Records that describe figures:
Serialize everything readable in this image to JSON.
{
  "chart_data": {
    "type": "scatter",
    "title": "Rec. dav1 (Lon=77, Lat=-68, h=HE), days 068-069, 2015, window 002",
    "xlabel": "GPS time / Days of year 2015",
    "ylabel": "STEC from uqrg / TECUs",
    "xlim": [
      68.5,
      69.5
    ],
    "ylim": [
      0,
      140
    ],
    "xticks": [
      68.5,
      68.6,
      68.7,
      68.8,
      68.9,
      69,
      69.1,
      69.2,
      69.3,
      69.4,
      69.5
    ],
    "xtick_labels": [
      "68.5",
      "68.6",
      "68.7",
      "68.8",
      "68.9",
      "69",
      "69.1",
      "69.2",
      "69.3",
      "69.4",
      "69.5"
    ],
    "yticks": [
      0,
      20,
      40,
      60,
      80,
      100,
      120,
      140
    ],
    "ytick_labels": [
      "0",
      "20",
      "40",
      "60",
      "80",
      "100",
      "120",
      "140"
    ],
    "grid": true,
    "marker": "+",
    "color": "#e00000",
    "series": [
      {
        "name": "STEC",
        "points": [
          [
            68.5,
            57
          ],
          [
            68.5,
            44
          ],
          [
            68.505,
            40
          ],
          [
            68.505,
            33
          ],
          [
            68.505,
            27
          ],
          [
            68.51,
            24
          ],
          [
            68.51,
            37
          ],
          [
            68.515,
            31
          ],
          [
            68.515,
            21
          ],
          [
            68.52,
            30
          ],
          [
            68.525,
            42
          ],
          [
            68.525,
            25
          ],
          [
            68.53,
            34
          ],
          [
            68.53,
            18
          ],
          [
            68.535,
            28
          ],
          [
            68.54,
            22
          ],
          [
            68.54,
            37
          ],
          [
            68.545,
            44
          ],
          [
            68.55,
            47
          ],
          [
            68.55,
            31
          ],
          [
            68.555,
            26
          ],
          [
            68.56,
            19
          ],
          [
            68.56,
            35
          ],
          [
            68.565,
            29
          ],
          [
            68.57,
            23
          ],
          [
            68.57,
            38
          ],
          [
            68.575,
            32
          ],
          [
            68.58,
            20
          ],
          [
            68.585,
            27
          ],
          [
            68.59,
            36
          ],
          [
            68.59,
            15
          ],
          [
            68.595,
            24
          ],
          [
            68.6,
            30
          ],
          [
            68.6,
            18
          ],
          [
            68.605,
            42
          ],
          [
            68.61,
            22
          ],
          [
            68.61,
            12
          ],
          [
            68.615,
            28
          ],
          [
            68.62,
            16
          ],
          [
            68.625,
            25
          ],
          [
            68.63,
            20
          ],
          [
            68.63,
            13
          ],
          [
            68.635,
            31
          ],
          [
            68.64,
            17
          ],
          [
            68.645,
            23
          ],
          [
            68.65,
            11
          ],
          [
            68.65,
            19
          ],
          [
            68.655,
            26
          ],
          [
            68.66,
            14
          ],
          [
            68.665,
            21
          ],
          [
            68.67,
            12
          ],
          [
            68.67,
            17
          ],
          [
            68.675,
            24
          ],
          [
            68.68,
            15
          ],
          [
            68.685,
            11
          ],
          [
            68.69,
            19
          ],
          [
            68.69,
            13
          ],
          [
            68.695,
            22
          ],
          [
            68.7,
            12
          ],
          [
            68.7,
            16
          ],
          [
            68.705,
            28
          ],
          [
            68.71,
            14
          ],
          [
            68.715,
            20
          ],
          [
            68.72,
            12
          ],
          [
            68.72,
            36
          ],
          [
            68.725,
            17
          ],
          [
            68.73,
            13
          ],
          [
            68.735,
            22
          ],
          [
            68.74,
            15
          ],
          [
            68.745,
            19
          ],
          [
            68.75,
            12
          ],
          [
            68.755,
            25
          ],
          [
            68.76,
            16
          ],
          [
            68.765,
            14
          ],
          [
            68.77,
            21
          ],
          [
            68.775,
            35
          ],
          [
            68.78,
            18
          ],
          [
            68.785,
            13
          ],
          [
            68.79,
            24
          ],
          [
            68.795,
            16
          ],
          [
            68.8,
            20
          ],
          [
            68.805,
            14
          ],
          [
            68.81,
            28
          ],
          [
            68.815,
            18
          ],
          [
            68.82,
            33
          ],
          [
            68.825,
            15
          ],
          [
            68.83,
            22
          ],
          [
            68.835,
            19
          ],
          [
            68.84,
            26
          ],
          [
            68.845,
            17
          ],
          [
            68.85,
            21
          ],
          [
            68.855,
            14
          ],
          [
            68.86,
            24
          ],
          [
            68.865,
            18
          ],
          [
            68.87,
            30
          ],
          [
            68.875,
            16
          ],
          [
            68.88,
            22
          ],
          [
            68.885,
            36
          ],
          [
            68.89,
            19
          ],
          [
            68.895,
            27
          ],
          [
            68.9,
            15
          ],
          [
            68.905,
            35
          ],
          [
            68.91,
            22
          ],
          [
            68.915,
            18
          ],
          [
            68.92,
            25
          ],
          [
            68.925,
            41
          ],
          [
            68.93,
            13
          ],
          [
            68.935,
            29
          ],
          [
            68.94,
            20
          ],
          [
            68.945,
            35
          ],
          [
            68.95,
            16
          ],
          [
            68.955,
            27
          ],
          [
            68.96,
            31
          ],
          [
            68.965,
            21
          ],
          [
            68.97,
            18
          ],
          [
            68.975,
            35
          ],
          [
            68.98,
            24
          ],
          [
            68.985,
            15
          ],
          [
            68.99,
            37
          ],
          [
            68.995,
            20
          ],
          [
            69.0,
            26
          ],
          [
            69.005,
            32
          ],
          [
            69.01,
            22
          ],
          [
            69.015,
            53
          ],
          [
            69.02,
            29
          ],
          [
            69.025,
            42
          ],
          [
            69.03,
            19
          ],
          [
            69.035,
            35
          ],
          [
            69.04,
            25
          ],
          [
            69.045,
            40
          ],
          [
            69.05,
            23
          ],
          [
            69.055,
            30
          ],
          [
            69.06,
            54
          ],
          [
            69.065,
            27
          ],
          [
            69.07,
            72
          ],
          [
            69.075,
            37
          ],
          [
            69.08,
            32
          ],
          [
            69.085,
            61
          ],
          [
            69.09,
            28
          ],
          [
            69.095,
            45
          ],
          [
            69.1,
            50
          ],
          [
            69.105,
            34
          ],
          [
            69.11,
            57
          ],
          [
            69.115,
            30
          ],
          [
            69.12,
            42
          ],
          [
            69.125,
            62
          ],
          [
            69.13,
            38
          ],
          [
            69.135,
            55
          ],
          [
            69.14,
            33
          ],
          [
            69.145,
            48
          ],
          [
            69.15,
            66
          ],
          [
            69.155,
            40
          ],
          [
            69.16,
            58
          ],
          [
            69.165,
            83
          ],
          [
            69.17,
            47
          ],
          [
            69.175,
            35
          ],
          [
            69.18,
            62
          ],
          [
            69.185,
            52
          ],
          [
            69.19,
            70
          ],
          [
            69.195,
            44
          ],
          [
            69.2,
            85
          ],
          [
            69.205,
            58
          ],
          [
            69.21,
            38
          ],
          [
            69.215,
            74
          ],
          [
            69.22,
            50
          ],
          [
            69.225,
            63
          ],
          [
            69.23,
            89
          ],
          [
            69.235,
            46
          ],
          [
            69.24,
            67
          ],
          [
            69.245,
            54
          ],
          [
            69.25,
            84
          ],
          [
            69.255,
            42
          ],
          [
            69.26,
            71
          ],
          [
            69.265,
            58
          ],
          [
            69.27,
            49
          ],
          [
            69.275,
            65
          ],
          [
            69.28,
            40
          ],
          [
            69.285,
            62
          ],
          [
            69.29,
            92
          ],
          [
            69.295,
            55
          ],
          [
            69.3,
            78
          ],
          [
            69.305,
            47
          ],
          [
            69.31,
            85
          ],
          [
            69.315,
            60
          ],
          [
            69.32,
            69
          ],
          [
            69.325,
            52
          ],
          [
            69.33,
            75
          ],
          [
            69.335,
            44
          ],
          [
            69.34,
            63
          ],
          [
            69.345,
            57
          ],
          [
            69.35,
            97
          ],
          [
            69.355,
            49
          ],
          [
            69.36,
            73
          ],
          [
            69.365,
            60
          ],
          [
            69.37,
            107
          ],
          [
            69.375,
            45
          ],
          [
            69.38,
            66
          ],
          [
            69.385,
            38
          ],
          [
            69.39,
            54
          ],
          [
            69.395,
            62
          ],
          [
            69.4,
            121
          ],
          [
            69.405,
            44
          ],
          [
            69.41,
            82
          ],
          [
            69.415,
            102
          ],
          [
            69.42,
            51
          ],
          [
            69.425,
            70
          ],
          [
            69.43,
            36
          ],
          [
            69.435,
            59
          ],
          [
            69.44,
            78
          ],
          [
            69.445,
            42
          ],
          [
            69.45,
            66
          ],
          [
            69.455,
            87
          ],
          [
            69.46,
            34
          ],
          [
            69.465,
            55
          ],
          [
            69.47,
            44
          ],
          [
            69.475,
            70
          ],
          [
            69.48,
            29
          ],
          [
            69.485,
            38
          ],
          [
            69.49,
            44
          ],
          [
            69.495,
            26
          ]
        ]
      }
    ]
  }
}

*WHAT YOU ARE ASKED TO DO*
From the data above, copy each line where the string "STEC" appears.

*SOLUTION TO THE EXERCISE*
    "ylabel": "STEC from uqrg / TECUs",
        "name": "STEC",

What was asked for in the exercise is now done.